*TASK DETAILS*: All of the data should be output character for character, except the pictures.

*SUPPLIED DATA*:
•••••

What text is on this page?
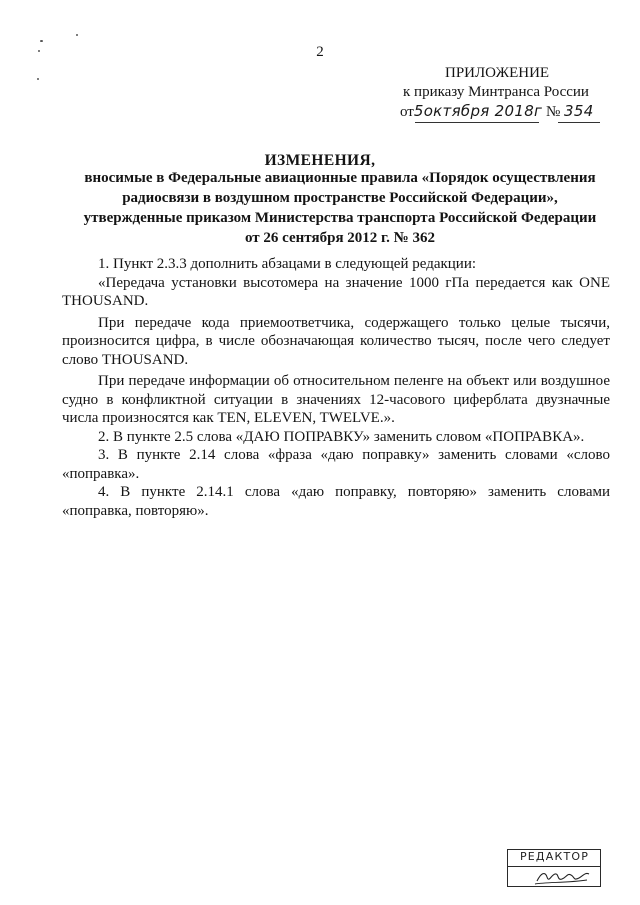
2
ПРИЛОЖЕНИЕ
к приказу Минтранса России
от5октября 2018г № 354
ИЗМЕНЕНИЯ,
вносимые в Федеральные авиационные правила «Порядок осуществления
радиосвязи в воздушном пространстве Российской Федерации»,
утвержденные приказом Министерства транспорта Российской Федерации
от 26 сентября 2012 г. № 362

1. Пункт 2.3.3 дополнить абзацами в следующей редакции:

«Передача установки высотомера на значение 1000 гПа передается как ONE THOUSAND.

При передаче кода приемоответчика, содержащего только целые тысячи, произносится цифра, в числе обозначающая количество тысяч, после чего следует слово THOUSAND.

При передаче информации об относительном пеленге на объект или воздушное судно в конфликтной ситуации в значениях 12-часового циферблата двузначные числа произносятся как TEN, ELEVEN, TWELVE.».

2. В пункте 2.5 слова «ДАЮ ПОПРАВКУ» заменить словом «ПОПРАВКА».

3. В пункте 2.14 слова «фраза «даю поправку» заменить словами «слово «поправка».

4. В пункте 2.14.1 слова «даю поправку, повторяю» заменить словами «поправка, повторяю».

РЕДАКТОР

•••••

*TASK ANSWER*:
What text is on this page?
2
ПРИЛОЖЕНИЕ
к приказу Минтранса России
от5октября 2018г № 354
ИЗМЕНЕНИЯ,
вносимые в Федеральные авиационные правила «Порядок осуществления
радиосвязи в воздушном пространстве Российской Федерации»,
утвержденные приказом Министерства транспорта Российской Федерации
от 26 сентября 2012 г. № 362

1. Пункт 2.3.3 дополнить абзацами в следующей редакции:

«Передача установки высотомера на значение 1000 гПа передается как ONE THOUSAND.

При передаче кода приемоответчика, содержащего только целые тысячи, произносится цифра, в числе обозначающая количество тысяч, после чего следует слово THOUSAND.

При передаче информации об относительном пеленге на объект или воздушное судно в конфликтной ситуации в значениях 12-часового циферблата двузначные числа произносятся как TEN, ELEVEN, TWELVE.».

2. В пункте 2.5 слова «ДАЮ ПОПРАВКУ» заменить словом «ПОПРАВКА».

3. В пункте 2.14 слова «фраза «даю поправку» заменить словами «слово «поправка».

4. В пункте 2.14.1 слова «даю поправку, повторяю» заменить словами «поправка, повторяю».

РЕДАКТОР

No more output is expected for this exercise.